[begin Records for this exercise]

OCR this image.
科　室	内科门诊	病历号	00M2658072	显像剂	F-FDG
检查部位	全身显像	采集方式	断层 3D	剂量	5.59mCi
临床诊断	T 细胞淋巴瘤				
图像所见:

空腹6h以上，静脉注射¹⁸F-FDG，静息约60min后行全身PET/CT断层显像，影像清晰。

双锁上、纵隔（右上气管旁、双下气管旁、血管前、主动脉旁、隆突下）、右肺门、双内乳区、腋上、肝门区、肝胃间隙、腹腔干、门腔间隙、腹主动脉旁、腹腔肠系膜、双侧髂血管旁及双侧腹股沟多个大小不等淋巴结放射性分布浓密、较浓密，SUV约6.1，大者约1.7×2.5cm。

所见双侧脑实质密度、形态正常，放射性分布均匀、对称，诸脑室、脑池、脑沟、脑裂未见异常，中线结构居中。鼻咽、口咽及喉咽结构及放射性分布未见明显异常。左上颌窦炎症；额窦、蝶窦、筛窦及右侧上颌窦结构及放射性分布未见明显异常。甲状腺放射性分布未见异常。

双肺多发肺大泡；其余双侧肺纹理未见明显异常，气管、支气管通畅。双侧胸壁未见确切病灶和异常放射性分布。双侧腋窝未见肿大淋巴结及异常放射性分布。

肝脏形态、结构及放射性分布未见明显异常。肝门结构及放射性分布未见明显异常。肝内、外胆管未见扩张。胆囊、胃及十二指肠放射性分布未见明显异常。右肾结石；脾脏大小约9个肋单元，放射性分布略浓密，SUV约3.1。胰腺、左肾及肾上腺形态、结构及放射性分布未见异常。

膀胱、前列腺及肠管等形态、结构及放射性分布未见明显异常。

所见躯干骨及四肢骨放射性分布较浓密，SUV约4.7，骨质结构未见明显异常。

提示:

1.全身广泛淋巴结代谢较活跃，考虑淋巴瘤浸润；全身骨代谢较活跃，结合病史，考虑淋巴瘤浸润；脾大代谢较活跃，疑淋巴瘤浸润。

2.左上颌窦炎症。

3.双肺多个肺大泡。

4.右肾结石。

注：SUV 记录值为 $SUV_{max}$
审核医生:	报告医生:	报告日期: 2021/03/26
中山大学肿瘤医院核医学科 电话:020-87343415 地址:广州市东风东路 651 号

[end Records for this exercise]

_Task to complete_.
In the entries above, identify every line with the word "右肾结石". Copy those lines.

_The result_.
肝脏形态、结构及放射性分布未见明显异常。肝门结构及放射性分布未见明显异常。肝内、外胆管未见扩张。胆囊、胃及十二指肠放射性分布未见明显异常。右肾结石；脾脏大小约9个肋单元，放射性分布略浓密，SUV约3.1。胰腺、左肾及肾上腺形态、结构及放射性分布未见异常。
4.右肾结石。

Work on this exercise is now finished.